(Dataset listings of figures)
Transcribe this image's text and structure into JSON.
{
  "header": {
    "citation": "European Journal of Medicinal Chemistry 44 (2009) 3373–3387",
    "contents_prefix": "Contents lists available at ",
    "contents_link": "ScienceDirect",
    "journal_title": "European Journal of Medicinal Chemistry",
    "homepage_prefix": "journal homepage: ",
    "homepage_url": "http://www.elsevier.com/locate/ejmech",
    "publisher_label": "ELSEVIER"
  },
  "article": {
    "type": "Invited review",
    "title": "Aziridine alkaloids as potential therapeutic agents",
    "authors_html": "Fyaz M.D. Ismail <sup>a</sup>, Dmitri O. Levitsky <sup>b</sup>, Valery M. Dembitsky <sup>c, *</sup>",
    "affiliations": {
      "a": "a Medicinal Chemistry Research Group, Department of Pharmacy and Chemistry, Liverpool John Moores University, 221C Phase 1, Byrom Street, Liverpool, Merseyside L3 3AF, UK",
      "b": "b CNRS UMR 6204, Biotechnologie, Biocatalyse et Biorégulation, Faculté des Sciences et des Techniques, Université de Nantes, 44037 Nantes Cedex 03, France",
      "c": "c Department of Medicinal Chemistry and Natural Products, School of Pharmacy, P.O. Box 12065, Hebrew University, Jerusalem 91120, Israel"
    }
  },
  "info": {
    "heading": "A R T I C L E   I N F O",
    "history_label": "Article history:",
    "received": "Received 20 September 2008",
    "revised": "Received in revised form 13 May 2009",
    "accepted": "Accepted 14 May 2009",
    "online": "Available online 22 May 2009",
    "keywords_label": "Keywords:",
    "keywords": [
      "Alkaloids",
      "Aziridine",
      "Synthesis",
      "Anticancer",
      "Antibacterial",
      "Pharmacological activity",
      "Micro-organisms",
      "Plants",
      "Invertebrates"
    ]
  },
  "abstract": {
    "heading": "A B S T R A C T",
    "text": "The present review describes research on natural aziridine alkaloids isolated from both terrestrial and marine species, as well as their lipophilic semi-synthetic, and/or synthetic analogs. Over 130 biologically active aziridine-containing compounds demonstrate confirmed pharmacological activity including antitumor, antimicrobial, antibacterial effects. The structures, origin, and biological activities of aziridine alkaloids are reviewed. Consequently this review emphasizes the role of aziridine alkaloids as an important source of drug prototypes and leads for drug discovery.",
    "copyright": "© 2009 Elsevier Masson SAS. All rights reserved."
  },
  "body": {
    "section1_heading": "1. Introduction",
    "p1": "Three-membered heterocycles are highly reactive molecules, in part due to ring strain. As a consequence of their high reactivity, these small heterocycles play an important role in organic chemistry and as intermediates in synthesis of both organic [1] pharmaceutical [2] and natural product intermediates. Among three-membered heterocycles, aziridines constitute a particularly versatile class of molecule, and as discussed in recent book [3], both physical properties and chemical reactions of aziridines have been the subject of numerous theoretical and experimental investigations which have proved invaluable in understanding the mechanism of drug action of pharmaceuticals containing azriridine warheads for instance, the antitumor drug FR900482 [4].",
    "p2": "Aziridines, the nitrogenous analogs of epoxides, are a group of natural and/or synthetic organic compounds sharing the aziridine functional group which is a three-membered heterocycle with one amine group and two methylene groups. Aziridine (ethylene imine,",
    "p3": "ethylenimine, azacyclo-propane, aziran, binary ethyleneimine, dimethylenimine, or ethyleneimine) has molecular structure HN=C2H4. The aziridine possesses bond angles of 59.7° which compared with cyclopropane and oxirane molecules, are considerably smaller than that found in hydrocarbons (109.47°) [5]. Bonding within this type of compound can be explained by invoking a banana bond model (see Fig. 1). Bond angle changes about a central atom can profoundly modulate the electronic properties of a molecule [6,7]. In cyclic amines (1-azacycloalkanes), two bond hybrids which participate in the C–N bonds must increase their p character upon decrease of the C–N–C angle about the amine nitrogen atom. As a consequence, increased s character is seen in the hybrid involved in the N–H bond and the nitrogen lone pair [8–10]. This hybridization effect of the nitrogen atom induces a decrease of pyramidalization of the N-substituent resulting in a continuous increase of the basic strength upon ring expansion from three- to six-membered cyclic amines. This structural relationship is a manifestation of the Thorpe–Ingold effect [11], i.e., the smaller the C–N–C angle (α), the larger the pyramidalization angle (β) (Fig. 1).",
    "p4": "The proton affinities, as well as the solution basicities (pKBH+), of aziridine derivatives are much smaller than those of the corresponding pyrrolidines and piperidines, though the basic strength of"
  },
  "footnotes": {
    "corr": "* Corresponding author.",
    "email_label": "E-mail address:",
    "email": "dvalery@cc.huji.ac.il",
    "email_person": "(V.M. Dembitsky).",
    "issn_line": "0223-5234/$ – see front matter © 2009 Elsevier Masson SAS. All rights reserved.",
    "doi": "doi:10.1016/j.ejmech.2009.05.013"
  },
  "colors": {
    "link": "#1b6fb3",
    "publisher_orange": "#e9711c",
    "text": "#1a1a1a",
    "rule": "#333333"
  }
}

==

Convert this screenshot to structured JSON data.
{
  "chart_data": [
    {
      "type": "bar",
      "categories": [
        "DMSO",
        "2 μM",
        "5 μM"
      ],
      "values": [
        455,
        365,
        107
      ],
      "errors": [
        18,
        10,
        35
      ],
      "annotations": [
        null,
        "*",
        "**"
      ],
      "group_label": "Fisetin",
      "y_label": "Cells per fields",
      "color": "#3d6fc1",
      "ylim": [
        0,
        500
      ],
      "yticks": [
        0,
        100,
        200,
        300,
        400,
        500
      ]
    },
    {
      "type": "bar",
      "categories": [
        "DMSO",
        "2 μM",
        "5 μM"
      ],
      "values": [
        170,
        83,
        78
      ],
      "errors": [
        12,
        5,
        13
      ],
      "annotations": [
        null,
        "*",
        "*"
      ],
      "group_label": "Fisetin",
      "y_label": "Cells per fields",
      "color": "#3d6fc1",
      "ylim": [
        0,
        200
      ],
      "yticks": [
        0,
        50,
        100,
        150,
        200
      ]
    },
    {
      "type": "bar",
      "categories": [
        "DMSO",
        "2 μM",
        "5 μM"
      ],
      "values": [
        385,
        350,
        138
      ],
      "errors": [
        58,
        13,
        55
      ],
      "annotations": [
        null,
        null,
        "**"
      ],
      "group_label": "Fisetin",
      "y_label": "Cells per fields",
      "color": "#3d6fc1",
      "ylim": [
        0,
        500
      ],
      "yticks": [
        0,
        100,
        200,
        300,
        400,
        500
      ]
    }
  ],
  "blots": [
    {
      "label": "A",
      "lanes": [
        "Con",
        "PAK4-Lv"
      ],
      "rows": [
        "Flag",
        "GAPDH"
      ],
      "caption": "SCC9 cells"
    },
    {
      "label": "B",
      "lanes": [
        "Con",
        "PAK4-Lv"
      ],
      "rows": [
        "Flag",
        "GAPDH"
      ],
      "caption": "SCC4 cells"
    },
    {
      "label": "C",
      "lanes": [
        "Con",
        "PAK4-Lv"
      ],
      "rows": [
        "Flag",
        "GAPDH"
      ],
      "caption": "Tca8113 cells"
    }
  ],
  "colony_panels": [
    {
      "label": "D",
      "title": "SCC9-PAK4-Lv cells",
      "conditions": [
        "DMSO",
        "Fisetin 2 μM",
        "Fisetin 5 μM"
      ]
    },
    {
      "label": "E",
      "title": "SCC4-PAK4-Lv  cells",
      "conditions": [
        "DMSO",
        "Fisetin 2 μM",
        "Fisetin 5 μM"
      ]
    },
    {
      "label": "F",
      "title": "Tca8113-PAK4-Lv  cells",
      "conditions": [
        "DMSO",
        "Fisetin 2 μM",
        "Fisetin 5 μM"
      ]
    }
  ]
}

---

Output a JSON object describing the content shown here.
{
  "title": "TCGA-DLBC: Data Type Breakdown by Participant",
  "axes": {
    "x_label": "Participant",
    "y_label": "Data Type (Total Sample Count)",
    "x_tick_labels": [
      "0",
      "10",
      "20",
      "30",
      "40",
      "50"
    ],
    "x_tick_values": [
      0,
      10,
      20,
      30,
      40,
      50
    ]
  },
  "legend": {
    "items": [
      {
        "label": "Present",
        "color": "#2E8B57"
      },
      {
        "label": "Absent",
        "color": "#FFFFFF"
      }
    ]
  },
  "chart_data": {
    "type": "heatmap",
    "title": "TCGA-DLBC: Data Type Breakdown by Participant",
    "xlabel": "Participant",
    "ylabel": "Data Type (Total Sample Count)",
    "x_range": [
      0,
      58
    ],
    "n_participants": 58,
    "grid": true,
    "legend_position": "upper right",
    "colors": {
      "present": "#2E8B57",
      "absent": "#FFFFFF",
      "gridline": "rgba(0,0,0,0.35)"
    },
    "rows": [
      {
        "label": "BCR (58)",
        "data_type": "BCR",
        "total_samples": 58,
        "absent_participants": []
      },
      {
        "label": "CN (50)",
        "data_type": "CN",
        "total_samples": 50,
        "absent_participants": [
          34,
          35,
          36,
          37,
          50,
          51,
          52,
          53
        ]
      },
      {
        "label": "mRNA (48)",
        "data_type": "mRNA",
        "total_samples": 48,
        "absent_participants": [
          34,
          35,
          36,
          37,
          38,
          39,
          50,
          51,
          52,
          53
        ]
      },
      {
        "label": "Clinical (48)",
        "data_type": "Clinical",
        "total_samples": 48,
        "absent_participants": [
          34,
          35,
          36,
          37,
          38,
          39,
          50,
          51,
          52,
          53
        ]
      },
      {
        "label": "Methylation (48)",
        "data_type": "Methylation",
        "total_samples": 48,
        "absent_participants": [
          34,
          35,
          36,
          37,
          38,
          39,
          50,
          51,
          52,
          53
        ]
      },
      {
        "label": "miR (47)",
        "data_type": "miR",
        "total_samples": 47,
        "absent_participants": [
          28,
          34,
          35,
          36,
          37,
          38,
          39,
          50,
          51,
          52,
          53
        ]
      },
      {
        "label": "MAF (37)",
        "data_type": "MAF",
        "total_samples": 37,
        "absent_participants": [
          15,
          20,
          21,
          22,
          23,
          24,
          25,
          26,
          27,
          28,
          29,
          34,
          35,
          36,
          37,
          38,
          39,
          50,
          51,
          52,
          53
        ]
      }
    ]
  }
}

_WHAT NEEDS TO BE DONE_
From the entries above, pull out each line that includes "compounds".

_OUTPUT FOR THIS EXERCISE_
    "text": "The present review describes research on natural aziridine alkaloids isolated from both terrestrial and marine species, as well as their lipophilic semi-synthetic, and/or synthetic analogs. Over 130 biologically active aziridine-containing compounds demonstrate confirmed pharmacological activity including antitumor, antimicrobial, antibacterial effects. The structures, origin, and biological activities of aziridine alkaloids are reviewed. Consequently this review emphasizes the role of aziridine alkaloids as an important source of drug prototypes and leads for drug discovery.",
    "p2": "Aziridines, the nitrogenous analogs of epoxides, are a group of natural and/or synthetic organic compounds sharing the aziridine functional group which is a three-membered heterocycle with one amine group and two methylene groups. Aziridine (ethylene imine,",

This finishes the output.